■ Direction ■
Every entry below must be repeated exactly; skip the pictures.

— Start of Task input —

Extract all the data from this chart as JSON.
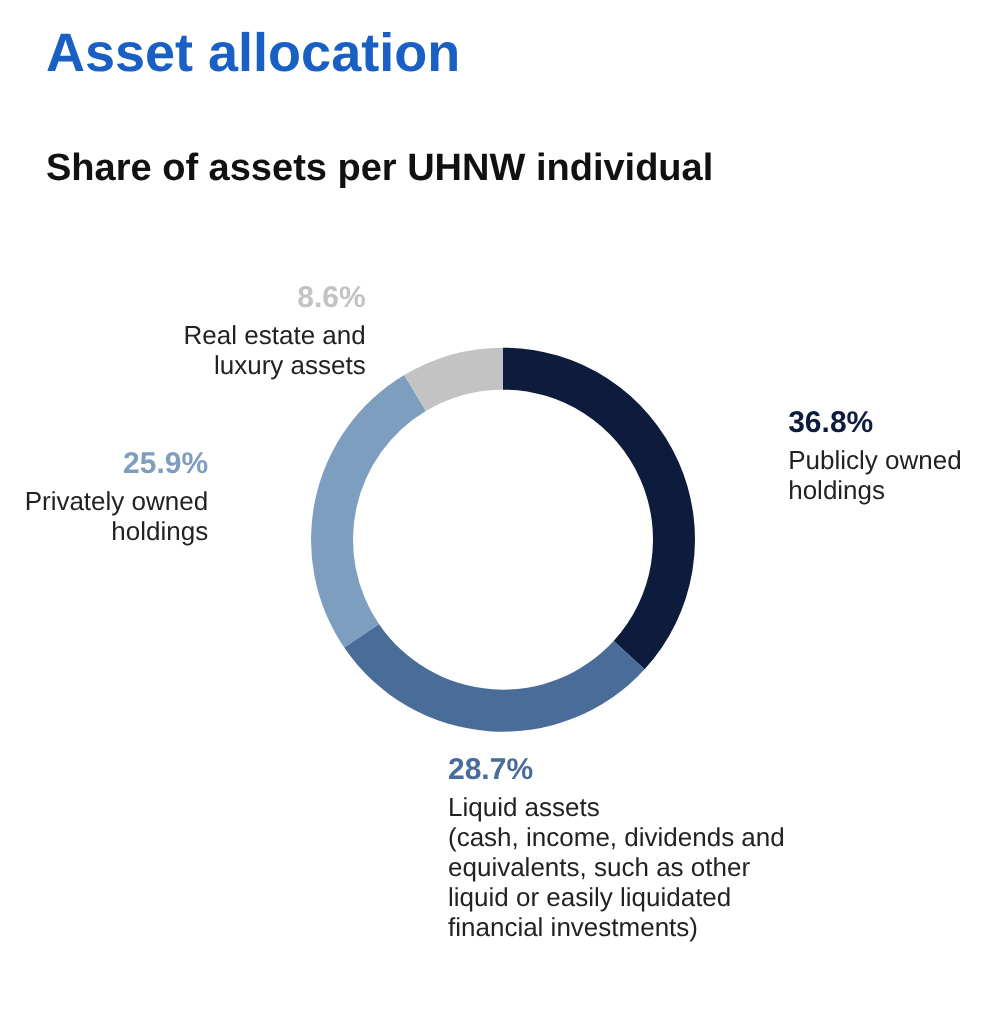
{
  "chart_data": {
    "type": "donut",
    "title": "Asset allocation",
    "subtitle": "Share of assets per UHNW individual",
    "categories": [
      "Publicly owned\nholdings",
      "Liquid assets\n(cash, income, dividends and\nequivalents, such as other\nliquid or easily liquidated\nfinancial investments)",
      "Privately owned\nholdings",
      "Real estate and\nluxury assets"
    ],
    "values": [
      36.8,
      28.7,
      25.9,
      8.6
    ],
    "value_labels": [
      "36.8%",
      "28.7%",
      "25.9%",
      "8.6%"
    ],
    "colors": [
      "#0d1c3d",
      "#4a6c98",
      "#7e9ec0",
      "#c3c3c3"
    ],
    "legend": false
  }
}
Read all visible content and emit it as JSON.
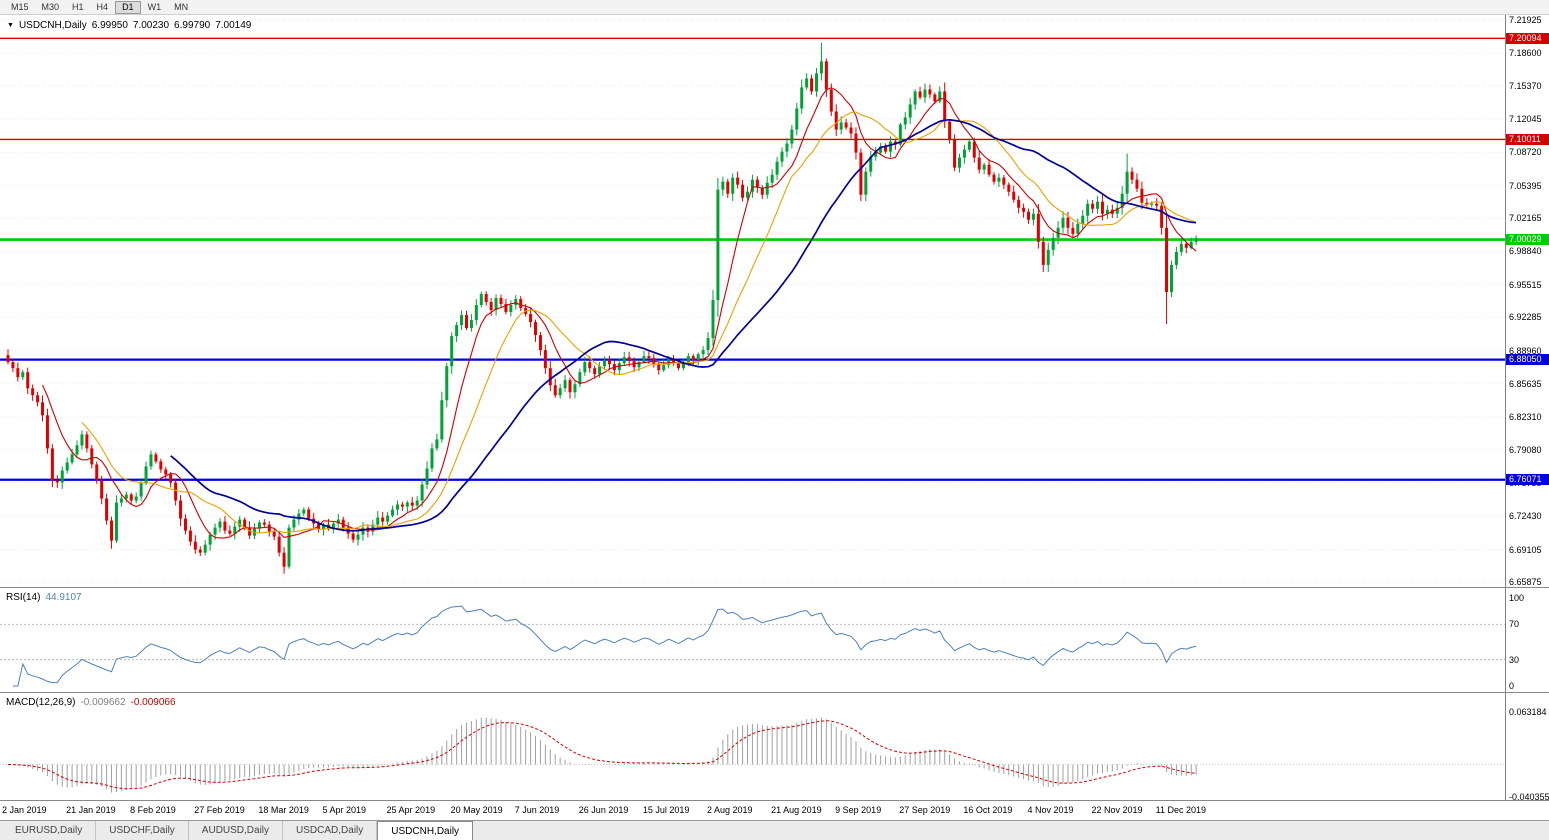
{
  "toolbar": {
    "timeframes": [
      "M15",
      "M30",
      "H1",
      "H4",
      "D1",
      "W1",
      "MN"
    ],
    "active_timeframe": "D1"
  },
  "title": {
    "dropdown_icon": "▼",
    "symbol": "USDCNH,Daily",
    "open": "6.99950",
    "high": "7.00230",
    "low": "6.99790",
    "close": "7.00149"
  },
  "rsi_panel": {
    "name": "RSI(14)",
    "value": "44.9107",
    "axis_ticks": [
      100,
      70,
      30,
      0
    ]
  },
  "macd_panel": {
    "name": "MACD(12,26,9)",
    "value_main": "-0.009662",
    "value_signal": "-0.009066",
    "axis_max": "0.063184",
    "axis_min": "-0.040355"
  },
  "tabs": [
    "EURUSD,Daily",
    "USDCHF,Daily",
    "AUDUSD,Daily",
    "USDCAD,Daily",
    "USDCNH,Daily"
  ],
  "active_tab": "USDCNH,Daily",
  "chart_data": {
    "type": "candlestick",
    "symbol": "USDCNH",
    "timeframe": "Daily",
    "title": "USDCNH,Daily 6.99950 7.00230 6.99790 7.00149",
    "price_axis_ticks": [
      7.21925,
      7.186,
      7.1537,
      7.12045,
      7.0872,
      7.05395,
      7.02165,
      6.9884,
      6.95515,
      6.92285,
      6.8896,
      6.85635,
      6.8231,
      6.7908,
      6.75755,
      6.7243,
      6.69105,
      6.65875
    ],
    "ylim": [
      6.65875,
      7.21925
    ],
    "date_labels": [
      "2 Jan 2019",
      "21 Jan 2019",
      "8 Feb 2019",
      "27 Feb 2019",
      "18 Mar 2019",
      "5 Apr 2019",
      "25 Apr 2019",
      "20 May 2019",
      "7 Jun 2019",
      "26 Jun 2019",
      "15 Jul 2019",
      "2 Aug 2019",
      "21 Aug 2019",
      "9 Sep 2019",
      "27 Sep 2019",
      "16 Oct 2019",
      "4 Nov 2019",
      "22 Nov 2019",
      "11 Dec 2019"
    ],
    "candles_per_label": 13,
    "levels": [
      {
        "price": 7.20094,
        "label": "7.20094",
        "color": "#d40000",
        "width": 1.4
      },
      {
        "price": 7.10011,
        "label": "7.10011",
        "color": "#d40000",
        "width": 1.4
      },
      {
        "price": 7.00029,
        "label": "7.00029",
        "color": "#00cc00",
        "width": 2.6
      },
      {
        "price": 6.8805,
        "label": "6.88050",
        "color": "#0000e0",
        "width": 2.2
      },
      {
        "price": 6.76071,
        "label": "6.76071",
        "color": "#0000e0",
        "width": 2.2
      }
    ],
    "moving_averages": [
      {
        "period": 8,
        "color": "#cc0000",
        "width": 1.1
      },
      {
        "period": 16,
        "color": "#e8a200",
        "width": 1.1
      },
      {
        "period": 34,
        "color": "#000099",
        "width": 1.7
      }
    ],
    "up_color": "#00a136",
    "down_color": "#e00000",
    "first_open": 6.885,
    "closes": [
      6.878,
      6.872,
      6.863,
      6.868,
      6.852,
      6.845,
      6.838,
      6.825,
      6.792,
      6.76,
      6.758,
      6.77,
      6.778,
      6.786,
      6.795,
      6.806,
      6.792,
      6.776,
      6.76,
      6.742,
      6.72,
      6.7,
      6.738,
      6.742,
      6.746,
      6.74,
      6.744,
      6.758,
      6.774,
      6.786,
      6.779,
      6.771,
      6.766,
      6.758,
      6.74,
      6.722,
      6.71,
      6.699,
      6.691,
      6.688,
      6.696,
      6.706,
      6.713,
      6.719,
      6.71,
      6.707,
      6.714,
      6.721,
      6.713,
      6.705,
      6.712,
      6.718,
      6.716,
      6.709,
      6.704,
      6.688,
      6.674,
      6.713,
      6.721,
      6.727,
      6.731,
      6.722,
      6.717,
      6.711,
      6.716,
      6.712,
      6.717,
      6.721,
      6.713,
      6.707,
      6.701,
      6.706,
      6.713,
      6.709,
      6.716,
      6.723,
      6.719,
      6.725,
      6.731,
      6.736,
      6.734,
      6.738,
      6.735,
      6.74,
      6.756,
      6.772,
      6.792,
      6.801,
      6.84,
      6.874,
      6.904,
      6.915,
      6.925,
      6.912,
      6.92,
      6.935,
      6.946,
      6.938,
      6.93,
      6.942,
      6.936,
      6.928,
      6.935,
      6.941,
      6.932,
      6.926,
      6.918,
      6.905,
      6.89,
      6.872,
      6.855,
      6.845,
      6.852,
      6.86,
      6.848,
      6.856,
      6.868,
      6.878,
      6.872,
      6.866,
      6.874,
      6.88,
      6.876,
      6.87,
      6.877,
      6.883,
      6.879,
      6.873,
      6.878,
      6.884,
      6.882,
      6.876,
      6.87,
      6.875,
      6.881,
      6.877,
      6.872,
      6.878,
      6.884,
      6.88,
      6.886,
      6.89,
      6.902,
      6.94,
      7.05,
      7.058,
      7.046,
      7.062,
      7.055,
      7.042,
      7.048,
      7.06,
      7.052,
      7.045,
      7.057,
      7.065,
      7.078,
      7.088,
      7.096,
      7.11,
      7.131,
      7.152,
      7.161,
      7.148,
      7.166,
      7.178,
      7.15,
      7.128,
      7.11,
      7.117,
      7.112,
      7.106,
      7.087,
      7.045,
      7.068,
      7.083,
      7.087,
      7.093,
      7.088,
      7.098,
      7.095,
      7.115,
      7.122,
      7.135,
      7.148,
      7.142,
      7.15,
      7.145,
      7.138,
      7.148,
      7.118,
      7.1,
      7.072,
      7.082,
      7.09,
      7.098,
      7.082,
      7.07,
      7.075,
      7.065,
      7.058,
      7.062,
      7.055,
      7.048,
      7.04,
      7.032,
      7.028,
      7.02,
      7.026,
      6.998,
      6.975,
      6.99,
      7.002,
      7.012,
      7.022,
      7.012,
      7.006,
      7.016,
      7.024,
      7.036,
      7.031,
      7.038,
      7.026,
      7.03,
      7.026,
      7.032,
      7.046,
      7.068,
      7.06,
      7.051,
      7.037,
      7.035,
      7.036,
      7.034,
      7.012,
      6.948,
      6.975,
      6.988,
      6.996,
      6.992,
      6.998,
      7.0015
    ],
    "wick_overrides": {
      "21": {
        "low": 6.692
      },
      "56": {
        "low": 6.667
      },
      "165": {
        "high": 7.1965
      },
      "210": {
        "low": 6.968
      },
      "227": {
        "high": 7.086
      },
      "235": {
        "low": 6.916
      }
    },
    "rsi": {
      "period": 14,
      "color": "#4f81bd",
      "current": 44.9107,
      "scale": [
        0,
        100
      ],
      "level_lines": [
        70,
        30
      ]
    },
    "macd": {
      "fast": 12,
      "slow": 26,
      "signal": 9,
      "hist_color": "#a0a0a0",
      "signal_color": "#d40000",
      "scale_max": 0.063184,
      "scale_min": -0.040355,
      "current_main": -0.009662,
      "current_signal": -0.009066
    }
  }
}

— End of Task input —

■ Output for this exercise ■
Extract all the data from this chart as JSON.
{
  "chart_data": {
    "type": "donut",
    "title": "Asset allocation",
    "subtitle": "Share of assets per UHNW individual",
    "categories": [
      "Publicly owned\nholdings",
      "Liquid assets\n(cash, income, dividends and\nequivalents, such as other\nliquid or easily liquidated\nfinancial investments)",
      "Privately owned\nholdings",
      "Real estate and\nluxury assets"
    ],
    "values": [
      36.8,
      28.7,
      25.9,
      8.6
    ],
    "value_labels": [
      "36.8%",
      "28.7%",
      "25.9%",
      "8.6%"
    ],
    "colors": [
      "#0d1c3d",
      "#4a6c98",
      "#7e9ec0",
      "#c3c3c3"
    ],
    "legend": false
  }
}
Read all visible content and emit it as JSON.
{
  "toolbar": {
    "timeframes": [
      "M15",
      "M30",
      "H1",
      "H4",
      "D1",
      "W1",
      "MN"
    ],
    "active_timeframe": "D1"
  },
  "title": {
    "dropdown_icon": "▼",
    "symbol": "USDCNH,Daily",
    "open": "6.99950",
    "high": "7.00230",
    "low": "6.99790",
    "close": "7.00149"
  },
  "rsi_panel": {
    "name": "RSI(14)",
    "value": "44.9107",
    "axis_ticks": [
      100,
      70,
      30,
      0
    ]
  },
  "macd_panel": {
    "name": "MACD(12,26,9)",
    "value_main": "-0.009662",
    "value_signal": "-0.009066",
    "axis_max": "0.063184",
    "axis_min": "-0.040355"
  },
  "tabs": [
    "EURUSD,Daily",
    "USDCHF,Daily",
    "AUDUSD,Daily",
    "USDCAD,Daily",
    "USDCNH,Daily"
  ],
  "active_tab": "USDCNH,Daily",
  "chart_data": {
    "type": "candlestick",
    "symbol": "USDCNH",
    "timeframe": "Daily",
    "title": "USDCNH,Daily 6.99950 7.00230 6.99790 7.00149",
    "price_axis_ticks": [
      7.21925,
      7.186,
      7.1537,
      7.12045,
      7.0872,
      7.05395,
      7.02165,
      6.9884,
      6.95515,
      6.92285,
      6.8896,
      6.85635,
      6.8231,
      6.7908,
      6.75755,
      6.7243,
      6.69105,
      6.65875
    ],
    "ylim": [
      6.65875,
      7.21925
    ],
    "date_labels": [
      "2 Jan 2019",
      "21 Jan 2019",
      "8 Feb 2019",
      "27 Feb 2019",
      "18 Mar 2019",
      "5 Apr 2019",
      "25 Apr 2019",
      "20 May 2019",
      "7 Jun 2019",
      "26 Jun 2019",
      "15 Jul 2019",
      "2 Aug 2019",
      "21 Aug 2019",
      "9 Sep 2019",
      "27 Sep 2019",
      "16 Oct 2019",
      "4 Nov 2019",
      "22 Nov 2019",
      "11 Dec 2019"
    ],
    "candles_per_label": 13,
    "levels": [
      {
        "price": 7.20094,
        "label": "7.20094",
        "color": "#d40000",
        "width": 1.4
      },
      {
        "price": 7.10011,
        "label": "7.10011",
        "color": "#d40000",
        "width": 1.4
      },
      {
        "price": 7.00029,
        "label": "7.00029",
        "color": "#00cc00",
        "width": 2.6
      },
      {
        "price": 6.8805,
        "label": "6.88050",
        "color": "#0000e0",
        "width": 2.2
      },
      {
        "price": 6.76071,
        "label": "6.76071",
        "color": "#0000e0",
        "width": 2.2
      }
    ],
    "moving_averages": [
      {
        "period": 8,
        "color": "#cc0000",
        "width": 1.1
      },
      {
        "period": 16,
        "color": "#e8a200",
        "width": 1.1
      },
      {
        "period": 34,
        "color": "#000099",
        "width": 1.7
      }
    ],
    "up_color": "#00a136",
    "down_color": "#e00000",
    "first_open": 6.885,
    "closes": [
      6.878,
      6.872,
      6.863,
      6.868,
      6.852,
      6.845,
      6.838,
      6.825,
      6.792,
      6.76,
      6.758,
      6.77,
      6.778,
      6.786,
      6.795,
      6.806,
      6.792,
      6.776,
      6.76,
      6.742,
      6.72,
      6.7,
      6.738,
      6.742,
      6.746,
      6.74,
      6.744,
      6.758,
      6.774,
      6.786,
      6.779,
      6.771,
      6.766,
      6.758,
      6.74,
      6.722,
      6.71,
      6.699,
      6.691,
      6.688,
      6.696,
      6.706,
      6.713,
      6.719,
      6.71,
      6.707,
      6.714,
      6.721,
      6.713,
      6.705,
      6.712,
      6.718,
      6.716,
      6.709,
      6.704,
      6.688,
      6.674,
      6.713,
      6.721,
      6.727,
      6.731,
      6.722,
      6.717,
      6.711,
      6.716,
      6.712,
      6.717,
      6.721,
      6.713,
      6.707,
      6.701,
      6.706,
      6.713,
      6.709,
      6.716,
      6.723,
      6.719,
      6.725,
      6.731,
      6.736,
      6.734,
      6.738,
      6.735,
      6.74,
      6.756,
      6.772,
      6.792,
      6.801,
      6.84,
      6.874,
      6.904,
      6.915,
      6.925,
      6.912,
      6.92,
      6.935,
      6.946,
      6.938,
      6.93,
      6.942,
      6.936,
      6.928,
      6.935,
      6.941,
      6.932,
      6.926,
      6.918,
      6.905,
      6.89,
      6.872,
      6.855,
      6.845,
      6.852,
      6.86,
      6.848,
      6.856,
      6.868,
      6.878,
      6.872,
      6.866,
      6.874,
      6.88,
      6.876,
      6.87,
      6.877,
      6.883,
      6.879,
      6.873,
      6.878,
      6.884,
      6.882,
      6.876,
      6.87,
      6.875,
      6.881,
      6.877,
      6.872,
      6.878,
      6.884,
      6.88,
      6.886,
      6.89,
      6.902,
      6.94,
      7.05,
      7.058,
      7.046,
      7.062,
      7.055,
      7.042,
      7.048,
      7.06,
      7.052,
      7.045,
      7.057,
      7.065,
      7.078,
      7.088,
      7.096,
      7.11,
      7.131,
      7.152,
      7.161,
      7.148,
      7.166,
      7.178,
      7.15,
      7.128,
      7.11,
      7.117,
      7.112,
      7.106,
      7.087,
      7.045,
      7.068,
      7.083,
      7.087,
      7.093,
      7.088,
      7.098,
      7.095,
      7.115,
      7.122,
      7.135,
      7.148,
      7.142,
      7.15,
      7.145,
      7.138,
      7.148,
      7.118,
      7.1,
      7.072,
      7.082,
      7.09,
      7.098,
      7.082,
      7.07,
      7.075,
      7.065,
      7.058,
      7.062,
      7.055,
      7.048,
      7.04,
      7.032,
      7.028,
      7.02,
      7.026,
      6.998,
      6.975,
      6.99,
      7.002,
      7.012,
      7.022,
      7.012,
      7.006,
      7.016,
      7.024,
      7.036,
      7.031,
      7.038,
      7.026,
      7.03,
      7.026,
      7.032,
      7.046,
      7.068,
      7.06,
      7.051,
      7.037,
      7.035,
      7.036,
      7.034,
      7.012,
      6.948,
      6.975,
      6.988,
      6.996,
      6.992,
      6.998,
      7.0015
    ],
    "wick_overrides": {
      "21": {
        "low": 6.692
      },
      "56": {
        "low": 6.667
      },
      "165": {
        "high": 7.1965
      },
      "210": {
        "low": 6.968
      },
      "227": {
        "high": 7.086
      },
      "235": {
        "low": 6.916
      }
    },
    "rsi": {
      "period": 14,
      "color": "#4f81bd",
      "current": 44.9107,
      "scale": [
        0,
        100
      ],
      "level_lines": [
        70,
        30
      ]
    },
    "macd": {
      "fast": 12,
      "slow": 26,
      "signal": 9,
      "hist_color": "#a0a0a0",
      "signal_color": "#d40000",
      "scale_max": 0.063184,
      "scale_min": -0.040355,
      "current_main": -0.009662,
      "current_signal": -0.009066
    }
  }
}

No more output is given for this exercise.